WHAT NEEDS TO BE DONE: How many lines hold the string "Тогда"? Give only the number.
──────── DATA LISTING
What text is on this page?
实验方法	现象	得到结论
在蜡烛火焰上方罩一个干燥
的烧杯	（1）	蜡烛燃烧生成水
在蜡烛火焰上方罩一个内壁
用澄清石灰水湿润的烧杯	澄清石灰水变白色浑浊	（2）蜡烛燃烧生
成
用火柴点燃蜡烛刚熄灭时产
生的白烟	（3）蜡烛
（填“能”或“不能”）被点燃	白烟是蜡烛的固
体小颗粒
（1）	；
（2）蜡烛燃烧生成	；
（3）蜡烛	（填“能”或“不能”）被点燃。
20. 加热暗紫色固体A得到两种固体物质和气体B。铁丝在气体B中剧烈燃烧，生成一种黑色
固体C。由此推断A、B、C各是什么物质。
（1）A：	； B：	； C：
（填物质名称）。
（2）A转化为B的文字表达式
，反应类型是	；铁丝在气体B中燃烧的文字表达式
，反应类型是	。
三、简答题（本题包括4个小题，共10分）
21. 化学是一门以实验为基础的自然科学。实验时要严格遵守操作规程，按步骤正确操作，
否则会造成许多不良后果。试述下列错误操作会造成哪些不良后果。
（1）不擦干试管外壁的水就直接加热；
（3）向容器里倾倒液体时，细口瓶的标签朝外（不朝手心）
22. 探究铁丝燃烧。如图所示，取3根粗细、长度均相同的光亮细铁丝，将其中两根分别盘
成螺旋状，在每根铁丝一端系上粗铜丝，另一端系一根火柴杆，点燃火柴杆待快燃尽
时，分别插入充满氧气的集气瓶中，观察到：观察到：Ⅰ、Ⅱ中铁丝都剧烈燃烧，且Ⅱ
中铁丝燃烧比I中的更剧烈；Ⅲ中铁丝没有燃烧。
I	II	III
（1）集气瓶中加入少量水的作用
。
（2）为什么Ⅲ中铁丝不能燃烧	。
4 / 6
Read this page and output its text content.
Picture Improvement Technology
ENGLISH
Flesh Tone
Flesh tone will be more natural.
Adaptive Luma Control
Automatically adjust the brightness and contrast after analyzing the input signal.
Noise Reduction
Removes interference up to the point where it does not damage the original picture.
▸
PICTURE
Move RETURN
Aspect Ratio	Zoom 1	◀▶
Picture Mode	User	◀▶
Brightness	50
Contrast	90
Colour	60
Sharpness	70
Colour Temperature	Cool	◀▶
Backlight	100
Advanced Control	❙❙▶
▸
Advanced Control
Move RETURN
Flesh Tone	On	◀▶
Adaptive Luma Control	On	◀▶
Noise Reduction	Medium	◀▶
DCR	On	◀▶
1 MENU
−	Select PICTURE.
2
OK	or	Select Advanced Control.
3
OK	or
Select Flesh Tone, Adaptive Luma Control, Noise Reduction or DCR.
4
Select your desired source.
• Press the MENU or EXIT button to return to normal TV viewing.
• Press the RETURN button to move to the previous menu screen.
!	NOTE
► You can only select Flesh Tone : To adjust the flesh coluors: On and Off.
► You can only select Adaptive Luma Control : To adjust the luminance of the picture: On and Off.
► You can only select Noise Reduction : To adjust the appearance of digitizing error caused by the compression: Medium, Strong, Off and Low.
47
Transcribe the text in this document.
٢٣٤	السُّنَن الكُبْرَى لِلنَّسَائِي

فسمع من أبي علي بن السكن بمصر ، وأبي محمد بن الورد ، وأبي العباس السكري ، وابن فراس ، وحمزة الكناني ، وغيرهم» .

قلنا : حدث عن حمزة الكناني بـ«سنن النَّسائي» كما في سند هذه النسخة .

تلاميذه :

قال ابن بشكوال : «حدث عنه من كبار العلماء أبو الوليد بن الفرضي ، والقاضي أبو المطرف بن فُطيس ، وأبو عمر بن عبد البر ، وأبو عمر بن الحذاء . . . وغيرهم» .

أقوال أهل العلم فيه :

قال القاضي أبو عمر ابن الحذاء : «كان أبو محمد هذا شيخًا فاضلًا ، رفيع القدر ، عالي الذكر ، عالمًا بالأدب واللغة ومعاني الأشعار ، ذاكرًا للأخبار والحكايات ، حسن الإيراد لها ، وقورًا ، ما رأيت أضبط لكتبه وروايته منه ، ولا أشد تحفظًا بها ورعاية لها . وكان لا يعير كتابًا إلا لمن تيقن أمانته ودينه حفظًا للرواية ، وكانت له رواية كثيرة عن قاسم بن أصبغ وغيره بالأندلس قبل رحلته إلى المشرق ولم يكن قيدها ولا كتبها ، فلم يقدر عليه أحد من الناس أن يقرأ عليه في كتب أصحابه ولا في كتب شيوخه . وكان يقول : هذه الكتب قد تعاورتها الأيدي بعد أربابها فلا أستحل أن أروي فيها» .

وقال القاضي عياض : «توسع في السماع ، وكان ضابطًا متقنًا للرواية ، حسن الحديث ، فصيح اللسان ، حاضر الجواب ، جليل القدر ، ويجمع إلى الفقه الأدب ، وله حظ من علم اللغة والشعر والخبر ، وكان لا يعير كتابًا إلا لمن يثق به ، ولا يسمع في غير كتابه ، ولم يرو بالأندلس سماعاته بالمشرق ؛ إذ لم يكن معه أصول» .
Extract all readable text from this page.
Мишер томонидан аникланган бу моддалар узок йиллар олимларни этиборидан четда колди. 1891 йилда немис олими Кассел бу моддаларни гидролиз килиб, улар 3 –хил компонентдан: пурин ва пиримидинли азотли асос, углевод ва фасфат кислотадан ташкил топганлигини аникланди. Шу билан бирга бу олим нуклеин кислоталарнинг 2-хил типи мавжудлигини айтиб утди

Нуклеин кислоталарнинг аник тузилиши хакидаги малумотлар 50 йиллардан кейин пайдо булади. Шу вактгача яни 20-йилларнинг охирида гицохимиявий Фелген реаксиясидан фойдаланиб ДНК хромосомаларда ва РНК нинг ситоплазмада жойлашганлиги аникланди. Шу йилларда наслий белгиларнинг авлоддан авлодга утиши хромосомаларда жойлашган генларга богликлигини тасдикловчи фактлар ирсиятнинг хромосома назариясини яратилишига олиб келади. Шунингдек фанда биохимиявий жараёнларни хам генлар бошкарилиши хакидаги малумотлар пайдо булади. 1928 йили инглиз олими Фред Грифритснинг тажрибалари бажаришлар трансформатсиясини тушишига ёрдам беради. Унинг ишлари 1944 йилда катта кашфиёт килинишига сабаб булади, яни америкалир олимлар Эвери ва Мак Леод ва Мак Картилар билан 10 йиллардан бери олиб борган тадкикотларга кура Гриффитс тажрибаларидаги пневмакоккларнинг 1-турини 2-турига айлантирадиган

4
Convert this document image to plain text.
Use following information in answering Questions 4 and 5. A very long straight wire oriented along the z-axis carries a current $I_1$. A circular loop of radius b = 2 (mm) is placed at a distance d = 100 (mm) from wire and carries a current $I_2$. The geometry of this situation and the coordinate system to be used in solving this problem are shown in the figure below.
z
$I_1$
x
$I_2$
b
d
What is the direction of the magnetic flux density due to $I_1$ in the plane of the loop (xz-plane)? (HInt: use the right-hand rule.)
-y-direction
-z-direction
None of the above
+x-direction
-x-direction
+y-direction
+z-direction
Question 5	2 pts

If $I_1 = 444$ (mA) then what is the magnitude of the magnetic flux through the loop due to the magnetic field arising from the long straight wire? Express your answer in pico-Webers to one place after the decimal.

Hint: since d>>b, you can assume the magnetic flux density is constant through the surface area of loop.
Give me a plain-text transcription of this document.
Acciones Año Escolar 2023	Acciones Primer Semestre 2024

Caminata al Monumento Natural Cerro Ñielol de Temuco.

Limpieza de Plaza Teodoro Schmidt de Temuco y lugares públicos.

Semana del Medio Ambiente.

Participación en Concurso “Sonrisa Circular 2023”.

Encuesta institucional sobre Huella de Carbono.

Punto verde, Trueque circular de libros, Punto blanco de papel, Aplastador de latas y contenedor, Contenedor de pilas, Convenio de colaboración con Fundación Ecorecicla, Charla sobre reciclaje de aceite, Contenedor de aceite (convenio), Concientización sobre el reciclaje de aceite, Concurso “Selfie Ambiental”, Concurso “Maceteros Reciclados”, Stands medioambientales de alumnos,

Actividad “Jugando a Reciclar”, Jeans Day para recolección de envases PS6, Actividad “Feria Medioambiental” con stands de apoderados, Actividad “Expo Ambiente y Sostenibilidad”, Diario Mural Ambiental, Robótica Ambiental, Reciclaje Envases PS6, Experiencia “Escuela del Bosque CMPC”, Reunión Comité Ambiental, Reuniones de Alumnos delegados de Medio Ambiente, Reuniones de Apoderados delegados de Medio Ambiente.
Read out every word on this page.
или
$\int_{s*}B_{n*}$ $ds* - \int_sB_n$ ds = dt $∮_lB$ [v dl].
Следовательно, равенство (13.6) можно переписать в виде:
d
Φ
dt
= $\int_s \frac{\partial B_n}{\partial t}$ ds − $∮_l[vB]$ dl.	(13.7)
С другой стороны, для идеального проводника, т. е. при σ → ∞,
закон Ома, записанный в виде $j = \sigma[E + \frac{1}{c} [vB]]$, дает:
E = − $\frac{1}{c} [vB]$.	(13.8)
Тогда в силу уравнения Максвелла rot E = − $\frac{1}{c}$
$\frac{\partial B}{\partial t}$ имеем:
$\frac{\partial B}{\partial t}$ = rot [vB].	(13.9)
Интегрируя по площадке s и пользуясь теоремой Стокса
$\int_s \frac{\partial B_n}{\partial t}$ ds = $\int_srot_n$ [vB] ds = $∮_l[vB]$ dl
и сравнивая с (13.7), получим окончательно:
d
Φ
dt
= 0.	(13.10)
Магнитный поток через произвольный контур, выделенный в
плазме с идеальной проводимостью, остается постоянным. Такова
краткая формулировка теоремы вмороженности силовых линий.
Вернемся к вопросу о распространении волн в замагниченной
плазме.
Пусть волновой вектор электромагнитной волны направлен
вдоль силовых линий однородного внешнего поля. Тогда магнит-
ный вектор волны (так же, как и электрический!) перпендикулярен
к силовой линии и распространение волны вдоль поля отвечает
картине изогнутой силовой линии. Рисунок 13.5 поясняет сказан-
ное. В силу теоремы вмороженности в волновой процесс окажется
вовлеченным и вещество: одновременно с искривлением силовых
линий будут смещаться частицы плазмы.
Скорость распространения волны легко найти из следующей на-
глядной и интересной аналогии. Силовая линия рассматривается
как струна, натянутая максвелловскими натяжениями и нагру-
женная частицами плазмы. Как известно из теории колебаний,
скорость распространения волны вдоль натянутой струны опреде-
────────────────
REPLY TO THE TASK: 2